ЗАДАНИЯ:
1 - На чем, согласно рассказу о концерте Хачатуряна в Сумгаите, перевозили музыкальные инструменты?
2 - Продолжите рассказ о концерте Хачатуряна в Сумгаите после его последнего предложения.

ОТРЫВОК ТЕКСТА:
########################################
Любимый диагноз бабушки был «симулянтикус натураликус». Причем ставила она его безошибочно.
Однажды в Азербайджан с гастролями приехал Арам Хачатурян.
Он дирижировал оркестром на нескольких концертах в Баку и должен был дать концерт в Сумгаите, городе, находящемся в сорока километрах к северу от Баку, у основания Апшеронского полуострова.
Инструменты перевозили на ПАЗике. Музыканты и Хачатурян ехали отдельно на Икарусе.
Перед концертом Хачатурян вышел на сцену — убедиться, что правильно расставили инструменты, — и заметил странное.
Нет литавр!
А как мы помним из «Спартака», где носятся с саблями, литавры — далеко не последний инструмент в творчестве Арама Хачатуряна.
########################################
ИСХОДНЫЕ ДАННЫЕ:

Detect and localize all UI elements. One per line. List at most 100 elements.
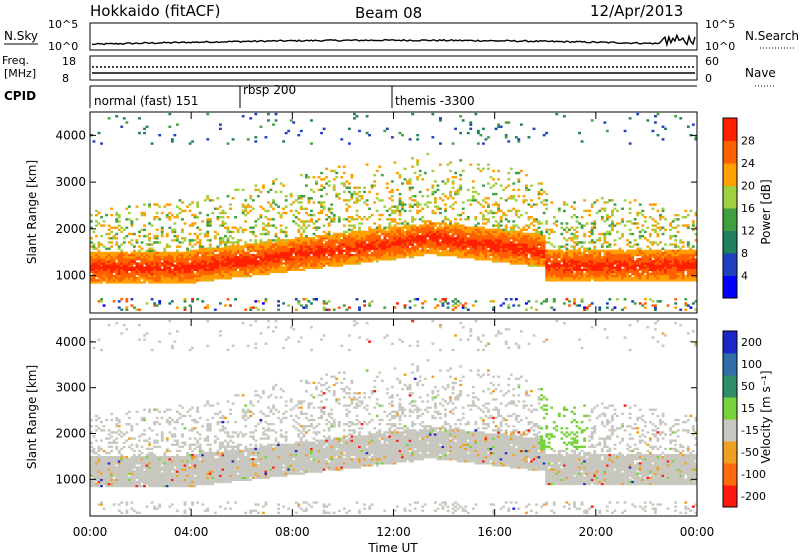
########################################
ОТВЕТЫ:
1 - На ПАЗике.

2 -
Композитор вкрадчиво спрашивает: «А где литавры?»
Ему администратор местный: «Это большой барабан?»
«Да!»
«В ПАЗик не влез, двери там такие узкие!» — и руками показывает, мол, вот такусенькие.
«!!! !!! !!!»
«Ай, дорогой, зачем так кричишь?! Подумаешь, большой барабан, большой барабан! Ничего, пускай на маленьких барабанах играют! У нас зал маленький, ему как раз маленький барабан нужен».
В общем, Хачатурян при смерти, сердечный приступ.
Привезли к нему лучшего доктора, мою бабушку.
Тут, конечно, «симулянтикус натураликус» констатировать не пришлось.
Сделала она композитору укол камфары, тот чуть оклемался и шепчет, задыхаясь: «Маленькие барабаны! Маленькие барабаны!..»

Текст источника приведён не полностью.